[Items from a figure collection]
====

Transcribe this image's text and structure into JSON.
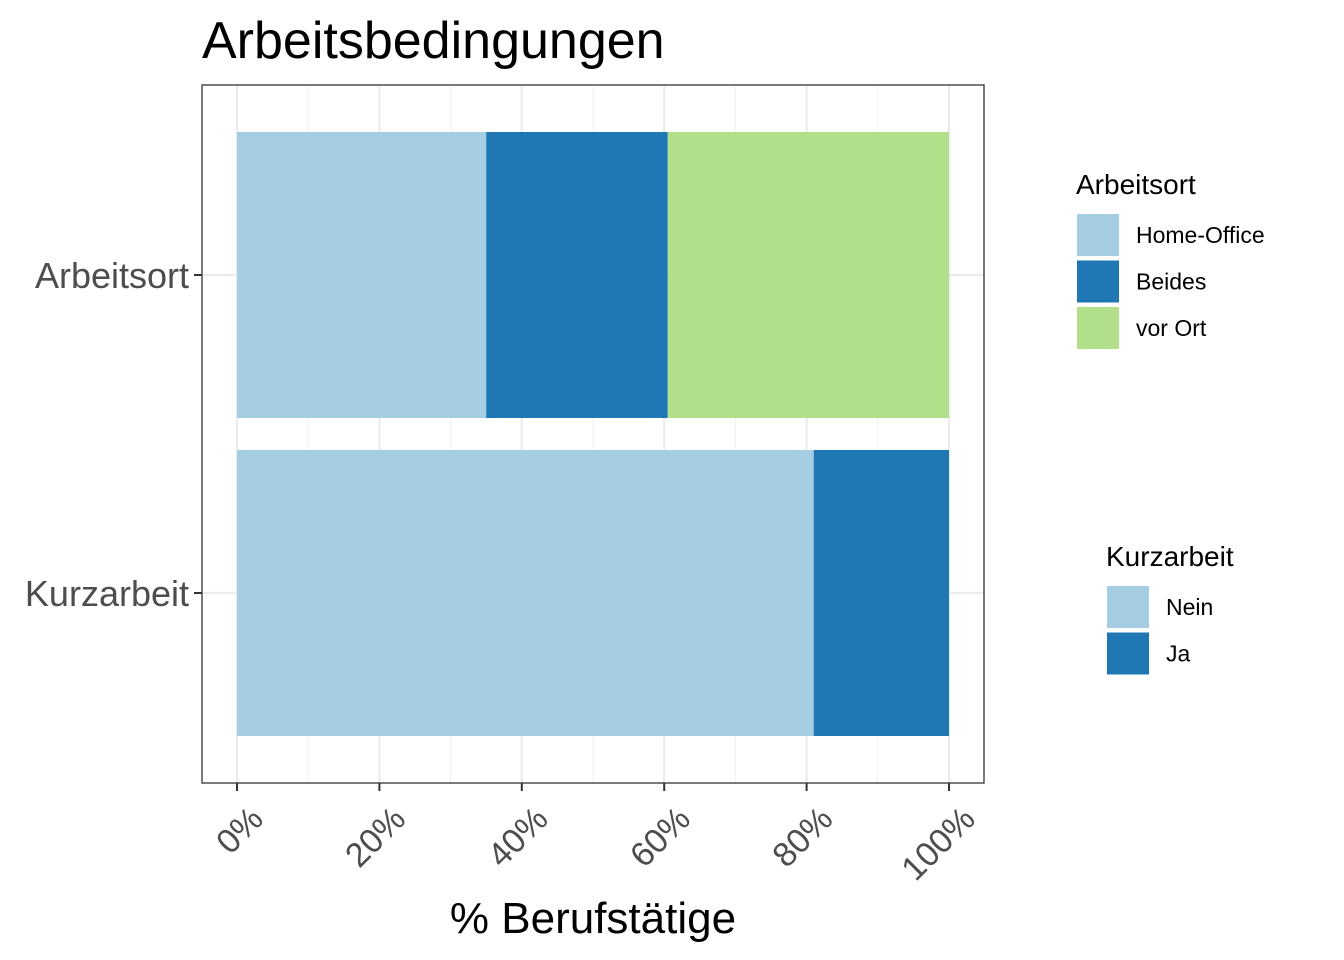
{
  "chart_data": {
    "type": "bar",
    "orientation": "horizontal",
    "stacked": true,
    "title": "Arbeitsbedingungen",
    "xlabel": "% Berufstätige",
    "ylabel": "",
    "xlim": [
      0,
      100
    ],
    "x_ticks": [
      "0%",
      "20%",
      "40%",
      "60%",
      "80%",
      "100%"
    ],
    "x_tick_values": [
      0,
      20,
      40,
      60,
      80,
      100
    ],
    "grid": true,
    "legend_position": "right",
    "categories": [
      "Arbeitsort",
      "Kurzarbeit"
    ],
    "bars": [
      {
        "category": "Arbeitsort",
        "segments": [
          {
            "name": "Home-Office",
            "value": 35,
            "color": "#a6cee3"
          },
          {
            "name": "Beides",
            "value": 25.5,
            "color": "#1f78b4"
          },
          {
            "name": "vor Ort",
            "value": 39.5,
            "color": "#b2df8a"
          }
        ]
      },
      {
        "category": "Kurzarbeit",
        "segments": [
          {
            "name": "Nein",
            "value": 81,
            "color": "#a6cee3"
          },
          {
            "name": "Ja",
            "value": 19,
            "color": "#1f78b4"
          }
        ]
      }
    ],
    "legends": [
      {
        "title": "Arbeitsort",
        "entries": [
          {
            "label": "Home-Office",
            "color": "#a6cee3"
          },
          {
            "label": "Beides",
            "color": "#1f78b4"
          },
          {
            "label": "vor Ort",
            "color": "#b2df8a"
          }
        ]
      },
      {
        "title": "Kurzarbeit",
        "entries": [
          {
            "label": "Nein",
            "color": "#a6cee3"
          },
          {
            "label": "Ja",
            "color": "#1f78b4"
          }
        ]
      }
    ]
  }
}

====

■ Task to complete
Your task is to transcribe all of the records precisely, with no images included.

■ Task solution
Transcribe this image's text and structure into JSON.
{
  "chart_data": {
    "type": "bar",
    "orientation": "horizontal",
    "stacked": true,
    "title": "Arbeitsbedingungen",
    "xlabel": "% Berufstätige",
    "ylabel": "",
    "xlim": [
      0,
      100
    ],
    "x_ticks": [
      "0%",
      "20%",
      "40%",
      "60%",
      "80%",
      "100%"
    ],
    "x_tick_values": [
      0,
      20,
      40,
      60,
      80,
      100
    ],
    "grid": true,
    "legend_position": "right",
    "categories": [
      "Arbeitsort",
      "Kurzarbeit"
    ],
    "bars": [
      {
        "category": "Arbeitsort",
        "segments": [
          {
            "name": "Home-Office",
            "value": 35,
            "color": "#a6cee3"
          },
          {
            "name": "Beides",
            "value": 25.5,
            "color": "#1f78b4"
          },
          {
            "name": "vor Ort",
            "value": 39.5,
            "color": "#b2df8a"
          }
        ]
      },
      {
        "category": "Kurzarbeit",
        "segments": [
          {
            "name": "Nein",
            "value": 81,
            "color": "#a6cee3"
          },
          {
            "name": "Ja",
            "value": 19,
            "color": "#1f78b4"
          }
        ]
      }
    ],
    "legends": [
      {
        "title": "Arbeitsort",
        "entries": [
          {
            "label": "Home-Office",
            "color": "#a6cee3"
          },
          {
            "label": "Beides",
            "color": "#1f78b4"
          },
          {
            "label": "vor Ort",
            "color": "#b2df8a"
          }
        ]
      },
      {
        "title": "Kurzarbeit",
        "entries": [
          {
            "label": "Nein",
            "color": "#a6cee3"
          },
          {
            "label": "Ja",
            "color": "#1f78b4"
          }
        ]
      }
    ]
  }
}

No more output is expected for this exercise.